# TASK PROMPT
Name every keyword argument passed to ImageDataModule in the code of the dataset and augmentation guide below, along with the value given for each.

# SELECTED PASSAGE
# # # # #

Custom Datasets & Advanced Augmentation¶
Comprehensive examples for advanced dataset handling and augmentation strategies with HuggingFace models.
See also: Data Loading Guide for general data loading concepts and Transforms Guide for transform configuration.
Overview¶
Learn how to work with custom image datasets, implement advanced augmentation techniques, handle imbalanced data, and perform multi-label classification.
What This Example Covers¶
- Custom dataset loading - Folder structure, CSV manifests
- Advanced augmentation - AutoAugment, RandAugment, TrivialAugment
- Imbalanced datasets - Weighted sampling, focal loss
- Multi-label classification - BCEWithLogitsLoss, sigmoid activation
- Data validation - Quality checks and corruption detection
- Best practices - Production-ready data pipelines
Loading Custom Datasets¶
ImageFolder Format¶
from autotimm import ImageDataModule
# Directory structure:
# dataset/
# train/
# class1/
# img1.jpg
# class2/
# img2.jpg
# val/
# class1/
# class2/
data = ImageDataModule(
data_dir="/path/to/dataset",
image_size=224,
batch_size=32,
num_workers=4,
)
data.setup("fit")
print(f"Classes: {data.num_classes}")
CSV Manifest¶
import pandas as pd
from torch.utils.data import Dataset
from PIL import Image
class CSVDataset(Dataset):
def __init__(self, csv_path, transform=None):
self.df = pd.read_csv(csv_path)
self.transform = transform
def __getitem__(self, idx):
row = self.df.iloc[idx]
image = Image.open(row['image_path']).convert('RGB')
if self.transform:
image = self.transform(image)
return image, row['label']
# CSV format:
# image_path,label
# /data/img001.jpg,0
# /data/img002.jpg,2
Advanced Augmentation¶
TrivialAugment (Recommended)¶
import torchvision.transforms as T
transform = T.Compose([
T.Resize(256),
T.RandomCrop(224),
T.TrivialAugmentWide(), # Simple and effective!
T.ToTensor(),
T.Normalize(mean=[0.485, 0.456, 0.406], std=[0.229, 0.224, 0.225]),
])
Best default choice: Simple, effective, no hyperparameters.
RandAugment (Fine Control)¶
transform = T.Compose([
T.Resize(256),
T.RandomCrop(224),
T.RandAugment(num_ops=2, magnitude=10), # N=2, M=10
T.ToTensor(),
T.Normalize(mean=[0.485, 0.456, 0.406], std=[0.229, 0.224, 0.225]),
])
Parameters:
num_ops: Number of augmentations (typically 2-3)magnitude: Strength (0-30, typically 9-10)

# # # # #

# DATASET CONTENT
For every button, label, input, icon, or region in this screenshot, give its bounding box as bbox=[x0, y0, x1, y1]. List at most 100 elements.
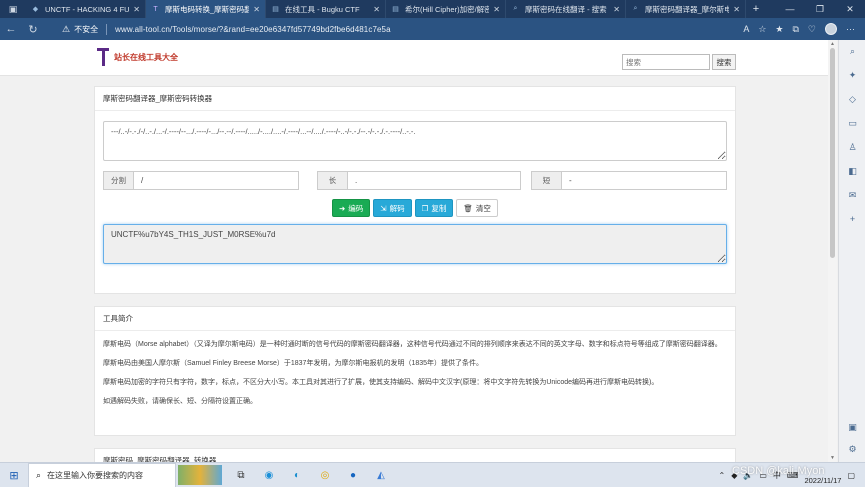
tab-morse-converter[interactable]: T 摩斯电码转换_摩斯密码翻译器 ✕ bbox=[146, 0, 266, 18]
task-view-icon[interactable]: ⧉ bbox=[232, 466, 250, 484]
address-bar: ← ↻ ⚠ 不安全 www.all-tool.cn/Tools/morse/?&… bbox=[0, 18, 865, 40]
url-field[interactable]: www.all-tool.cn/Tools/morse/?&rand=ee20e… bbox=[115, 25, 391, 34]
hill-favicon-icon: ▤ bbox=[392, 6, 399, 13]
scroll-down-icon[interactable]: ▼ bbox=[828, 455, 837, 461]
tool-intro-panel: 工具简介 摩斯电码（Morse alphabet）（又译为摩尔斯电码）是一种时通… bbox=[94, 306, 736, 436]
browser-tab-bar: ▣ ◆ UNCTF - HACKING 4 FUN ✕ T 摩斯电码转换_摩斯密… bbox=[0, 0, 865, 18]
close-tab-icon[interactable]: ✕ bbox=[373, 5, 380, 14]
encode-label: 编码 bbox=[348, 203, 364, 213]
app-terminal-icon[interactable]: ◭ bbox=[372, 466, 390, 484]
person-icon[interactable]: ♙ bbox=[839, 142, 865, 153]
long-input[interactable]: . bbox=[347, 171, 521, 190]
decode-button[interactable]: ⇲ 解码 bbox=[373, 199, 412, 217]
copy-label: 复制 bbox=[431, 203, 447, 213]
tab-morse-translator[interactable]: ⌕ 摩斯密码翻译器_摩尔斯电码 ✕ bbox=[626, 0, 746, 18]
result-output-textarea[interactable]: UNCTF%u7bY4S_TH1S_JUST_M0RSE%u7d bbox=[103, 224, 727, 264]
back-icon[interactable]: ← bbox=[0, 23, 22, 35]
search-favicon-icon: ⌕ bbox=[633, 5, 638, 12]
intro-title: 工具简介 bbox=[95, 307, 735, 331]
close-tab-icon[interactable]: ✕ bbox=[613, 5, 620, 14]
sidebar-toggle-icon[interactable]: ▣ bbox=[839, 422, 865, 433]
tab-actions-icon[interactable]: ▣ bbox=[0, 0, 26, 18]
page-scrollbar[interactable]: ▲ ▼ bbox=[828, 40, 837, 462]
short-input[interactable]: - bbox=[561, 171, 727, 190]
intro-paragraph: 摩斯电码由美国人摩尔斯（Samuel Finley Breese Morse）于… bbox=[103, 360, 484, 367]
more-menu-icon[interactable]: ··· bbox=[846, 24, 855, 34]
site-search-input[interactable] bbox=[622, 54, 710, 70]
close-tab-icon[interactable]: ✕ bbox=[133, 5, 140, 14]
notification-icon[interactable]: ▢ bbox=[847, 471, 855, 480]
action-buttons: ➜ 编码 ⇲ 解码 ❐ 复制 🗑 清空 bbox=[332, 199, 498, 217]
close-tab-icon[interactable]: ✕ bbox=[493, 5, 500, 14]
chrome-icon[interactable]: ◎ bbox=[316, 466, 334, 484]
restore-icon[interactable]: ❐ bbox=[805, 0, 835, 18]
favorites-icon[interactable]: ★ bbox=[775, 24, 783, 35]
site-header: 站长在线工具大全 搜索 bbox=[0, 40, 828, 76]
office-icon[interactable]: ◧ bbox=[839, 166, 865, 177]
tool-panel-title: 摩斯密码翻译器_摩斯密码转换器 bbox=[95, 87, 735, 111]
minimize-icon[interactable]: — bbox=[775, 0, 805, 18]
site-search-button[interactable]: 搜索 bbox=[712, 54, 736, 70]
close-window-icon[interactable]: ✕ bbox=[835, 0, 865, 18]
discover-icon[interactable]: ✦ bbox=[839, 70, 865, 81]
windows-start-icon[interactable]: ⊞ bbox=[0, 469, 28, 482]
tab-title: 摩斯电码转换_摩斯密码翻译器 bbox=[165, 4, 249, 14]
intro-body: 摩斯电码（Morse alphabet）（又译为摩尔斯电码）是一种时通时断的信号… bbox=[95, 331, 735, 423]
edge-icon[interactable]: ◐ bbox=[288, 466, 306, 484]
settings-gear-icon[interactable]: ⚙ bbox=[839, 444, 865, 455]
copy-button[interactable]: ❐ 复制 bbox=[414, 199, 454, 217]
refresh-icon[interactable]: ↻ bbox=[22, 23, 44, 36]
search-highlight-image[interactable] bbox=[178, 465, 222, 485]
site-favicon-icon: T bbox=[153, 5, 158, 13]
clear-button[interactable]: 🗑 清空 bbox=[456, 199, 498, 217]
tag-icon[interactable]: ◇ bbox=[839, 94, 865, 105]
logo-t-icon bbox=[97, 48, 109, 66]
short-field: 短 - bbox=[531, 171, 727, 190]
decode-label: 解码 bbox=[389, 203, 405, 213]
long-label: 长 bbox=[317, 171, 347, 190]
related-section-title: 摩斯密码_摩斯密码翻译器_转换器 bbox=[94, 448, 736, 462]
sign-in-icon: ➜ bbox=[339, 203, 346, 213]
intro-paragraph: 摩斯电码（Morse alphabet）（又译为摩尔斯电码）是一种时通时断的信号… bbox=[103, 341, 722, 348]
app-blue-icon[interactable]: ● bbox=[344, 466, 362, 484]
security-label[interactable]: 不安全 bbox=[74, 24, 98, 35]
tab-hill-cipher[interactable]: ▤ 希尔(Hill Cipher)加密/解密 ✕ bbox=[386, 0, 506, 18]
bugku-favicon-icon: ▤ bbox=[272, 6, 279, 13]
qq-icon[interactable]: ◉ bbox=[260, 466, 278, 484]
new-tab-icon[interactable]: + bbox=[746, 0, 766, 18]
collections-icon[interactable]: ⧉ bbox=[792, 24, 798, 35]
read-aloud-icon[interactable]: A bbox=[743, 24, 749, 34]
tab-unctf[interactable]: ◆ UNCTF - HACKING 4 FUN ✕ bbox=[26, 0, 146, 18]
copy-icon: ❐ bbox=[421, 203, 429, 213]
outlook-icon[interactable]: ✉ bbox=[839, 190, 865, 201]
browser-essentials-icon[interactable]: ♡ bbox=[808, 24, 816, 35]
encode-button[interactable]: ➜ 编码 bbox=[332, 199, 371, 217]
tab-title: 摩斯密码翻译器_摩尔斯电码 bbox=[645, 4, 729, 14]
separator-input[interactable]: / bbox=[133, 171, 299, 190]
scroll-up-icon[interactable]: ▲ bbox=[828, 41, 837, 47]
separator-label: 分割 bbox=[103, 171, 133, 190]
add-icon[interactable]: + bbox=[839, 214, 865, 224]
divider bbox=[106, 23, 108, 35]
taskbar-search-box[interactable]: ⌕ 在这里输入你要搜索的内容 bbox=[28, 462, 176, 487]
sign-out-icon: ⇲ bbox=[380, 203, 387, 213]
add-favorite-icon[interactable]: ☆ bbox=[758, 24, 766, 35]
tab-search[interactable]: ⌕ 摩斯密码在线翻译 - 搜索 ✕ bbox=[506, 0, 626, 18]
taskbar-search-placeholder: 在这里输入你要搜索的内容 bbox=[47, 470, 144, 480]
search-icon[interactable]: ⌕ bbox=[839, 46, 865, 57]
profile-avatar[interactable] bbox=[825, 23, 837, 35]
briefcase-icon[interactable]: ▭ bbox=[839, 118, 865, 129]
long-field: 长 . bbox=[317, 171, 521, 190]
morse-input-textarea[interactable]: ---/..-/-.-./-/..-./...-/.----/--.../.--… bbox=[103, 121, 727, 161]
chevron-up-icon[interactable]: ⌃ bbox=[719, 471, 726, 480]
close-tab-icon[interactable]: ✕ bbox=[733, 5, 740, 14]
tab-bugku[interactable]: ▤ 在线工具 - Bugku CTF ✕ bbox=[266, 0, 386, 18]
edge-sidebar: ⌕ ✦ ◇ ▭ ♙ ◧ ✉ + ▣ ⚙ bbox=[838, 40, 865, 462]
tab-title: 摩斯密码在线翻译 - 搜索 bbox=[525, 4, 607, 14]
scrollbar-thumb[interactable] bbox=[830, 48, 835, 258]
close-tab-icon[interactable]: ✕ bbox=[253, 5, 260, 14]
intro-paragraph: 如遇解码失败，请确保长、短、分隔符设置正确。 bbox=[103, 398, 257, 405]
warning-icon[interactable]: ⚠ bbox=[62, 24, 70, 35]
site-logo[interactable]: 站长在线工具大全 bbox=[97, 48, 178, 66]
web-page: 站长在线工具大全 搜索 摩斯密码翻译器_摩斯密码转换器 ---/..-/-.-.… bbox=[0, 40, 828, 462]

# # # # #

# WRITTEN RESPONSE
- data_dir: "/path/to/dataset"
- image_size: 224
- batch_size: 32
- num_workers: 4